Direction:
Records follow. Select each line holding "H₂SO₄".

Recorded information:
○ ○ ○ ○
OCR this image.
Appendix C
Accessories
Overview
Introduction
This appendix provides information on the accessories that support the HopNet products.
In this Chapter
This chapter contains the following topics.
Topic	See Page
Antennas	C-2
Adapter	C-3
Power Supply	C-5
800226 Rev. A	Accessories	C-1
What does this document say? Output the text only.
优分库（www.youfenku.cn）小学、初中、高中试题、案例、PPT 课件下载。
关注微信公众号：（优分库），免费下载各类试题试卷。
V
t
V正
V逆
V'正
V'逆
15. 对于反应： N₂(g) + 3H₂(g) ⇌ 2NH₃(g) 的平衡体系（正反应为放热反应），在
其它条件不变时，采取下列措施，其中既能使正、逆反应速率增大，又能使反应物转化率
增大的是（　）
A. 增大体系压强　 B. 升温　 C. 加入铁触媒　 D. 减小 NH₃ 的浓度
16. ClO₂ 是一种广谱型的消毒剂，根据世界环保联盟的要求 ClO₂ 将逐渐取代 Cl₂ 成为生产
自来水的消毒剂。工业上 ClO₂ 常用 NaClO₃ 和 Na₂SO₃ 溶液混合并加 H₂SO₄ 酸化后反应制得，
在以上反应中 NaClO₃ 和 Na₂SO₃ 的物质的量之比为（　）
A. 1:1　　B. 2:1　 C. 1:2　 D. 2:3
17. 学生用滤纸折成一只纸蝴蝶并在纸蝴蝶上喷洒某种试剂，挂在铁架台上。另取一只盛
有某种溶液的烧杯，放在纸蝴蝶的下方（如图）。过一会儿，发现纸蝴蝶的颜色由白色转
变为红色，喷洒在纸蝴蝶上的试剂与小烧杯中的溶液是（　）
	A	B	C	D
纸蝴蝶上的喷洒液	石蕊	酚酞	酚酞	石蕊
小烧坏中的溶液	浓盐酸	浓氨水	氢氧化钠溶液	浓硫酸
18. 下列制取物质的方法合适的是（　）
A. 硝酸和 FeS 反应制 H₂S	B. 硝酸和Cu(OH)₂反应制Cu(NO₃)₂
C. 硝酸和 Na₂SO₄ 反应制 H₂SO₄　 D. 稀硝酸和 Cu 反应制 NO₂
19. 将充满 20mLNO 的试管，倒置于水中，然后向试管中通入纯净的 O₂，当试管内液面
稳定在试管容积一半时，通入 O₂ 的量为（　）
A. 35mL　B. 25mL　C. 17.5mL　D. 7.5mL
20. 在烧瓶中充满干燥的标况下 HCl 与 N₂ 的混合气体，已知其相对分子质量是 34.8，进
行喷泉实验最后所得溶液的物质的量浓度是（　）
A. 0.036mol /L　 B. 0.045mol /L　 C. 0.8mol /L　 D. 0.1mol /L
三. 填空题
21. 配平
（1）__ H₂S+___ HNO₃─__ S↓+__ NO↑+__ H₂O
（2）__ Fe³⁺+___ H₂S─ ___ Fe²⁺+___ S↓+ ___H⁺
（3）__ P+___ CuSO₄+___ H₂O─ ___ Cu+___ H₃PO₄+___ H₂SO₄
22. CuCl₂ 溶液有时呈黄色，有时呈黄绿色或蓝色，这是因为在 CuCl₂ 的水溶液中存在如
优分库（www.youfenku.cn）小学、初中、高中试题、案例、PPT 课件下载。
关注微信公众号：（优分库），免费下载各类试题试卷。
○ ○ ○ ○
Solved exercise:
自来水的消毒剂。工业上 ClO₂ 常用 NaClO₃ 和 Na₂SO₃ 溶液混合并加 H₂SO₄ 酸化后反应制得，
C. 硝酸和 Na₂SO₄ 反应制 H₂SO₄　 D. 稀硝酸和 Cu 反应制 NO₂
（3）__ P+___ CuSO₄+___ H₂O─ ___ Cu+___ H₃PO₄+___ H₂SO₄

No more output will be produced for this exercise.